◆ DIRECTIONS FOR THIS TASK ◆
Gather up every line that includes the string "deboli".

◆ EXERCISE INPUT ◆
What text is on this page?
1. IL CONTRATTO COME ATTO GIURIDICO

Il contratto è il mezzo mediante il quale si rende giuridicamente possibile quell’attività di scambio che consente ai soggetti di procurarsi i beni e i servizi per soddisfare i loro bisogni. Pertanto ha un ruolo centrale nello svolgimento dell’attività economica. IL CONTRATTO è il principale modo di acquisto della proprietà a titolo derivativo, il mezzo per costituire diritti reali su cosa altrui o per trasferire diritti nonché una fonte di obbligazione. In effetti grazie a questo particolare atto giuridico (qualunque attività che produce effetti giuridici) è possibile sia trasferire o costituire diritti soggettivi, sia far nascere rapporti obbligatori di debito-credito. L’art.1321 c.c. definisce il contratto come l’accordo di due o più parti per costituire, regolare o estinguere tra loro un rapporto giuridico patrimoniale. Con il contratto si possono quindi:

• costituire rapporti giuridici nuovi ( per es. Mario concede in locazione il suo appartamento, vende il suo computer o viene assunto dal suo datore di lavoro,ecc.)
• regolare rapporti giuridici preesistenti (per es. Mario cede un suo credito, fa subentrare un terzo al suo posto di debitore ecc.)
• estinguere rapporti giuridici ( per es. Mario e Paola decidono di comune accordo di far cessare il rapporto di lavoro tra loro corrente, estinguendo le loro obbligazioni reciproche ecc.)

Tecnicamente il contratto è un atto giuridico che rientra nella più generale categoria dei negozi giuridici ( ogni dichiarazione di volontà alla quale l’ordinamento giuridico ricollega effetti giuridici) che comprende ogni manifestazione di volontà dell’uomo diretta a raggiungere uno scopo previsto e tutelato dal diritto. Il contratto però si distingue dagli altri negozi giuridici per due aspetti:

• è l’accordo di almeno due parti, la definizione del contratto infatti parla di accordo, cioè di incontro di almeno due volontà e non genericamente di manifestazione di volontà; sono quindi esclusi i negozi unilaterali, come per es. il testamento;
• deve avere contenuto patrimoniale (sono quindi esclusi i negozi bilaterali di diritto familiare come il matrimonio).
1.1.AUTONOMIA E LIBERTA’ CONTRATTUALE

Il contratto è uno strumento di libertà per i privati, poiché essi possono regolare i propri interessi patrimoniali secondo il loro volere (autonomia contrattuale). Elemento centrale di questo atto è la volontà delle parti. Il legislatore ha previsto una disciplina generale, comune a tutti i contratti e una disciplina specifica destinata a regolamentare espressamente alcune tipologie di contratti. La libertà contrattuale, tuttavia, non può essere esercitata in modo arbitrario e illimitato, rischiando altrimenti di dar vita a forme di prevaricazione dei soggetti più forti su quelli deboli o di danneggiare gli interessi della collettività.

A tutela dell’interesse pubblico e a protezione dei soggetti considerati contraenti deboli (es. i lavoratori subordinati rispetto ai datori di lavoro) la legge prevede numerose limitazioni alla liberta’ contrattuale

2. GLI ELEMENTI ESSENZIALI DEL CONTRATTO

◆ OUTPUT OF THE TASK ◆
Il contratto è uno strumento di libertà per i privati, poiché essi possono regolare i propri interessi patrimoniali secondo il loro volere (autonomia contrattuale). Elemento centrale di questo atto è la volontà delle parti. Il legislatore ha previsto una disciplina generale, comune a tutti i contratti e una disciplina specifica destinata a regolamentare espressamente alcune tipologie di contratti. La libertà contrattuale, tuttavia, non può essere esercitata in modo arbitrario e illimitato, rischiando altrimenti di dar vita a forme di prevaricazione dei soggetti più forti su quelli deboli o di danneggiare gli interessi della collettività.
A tutela dell’interesse pubblico e a protezione dei soggetti considerati contraenti deboli (es. i lavoratori subordinati rispetto ai datori di lavoro) la legge prevede numerose limitazioni alla liberta’ contrattuale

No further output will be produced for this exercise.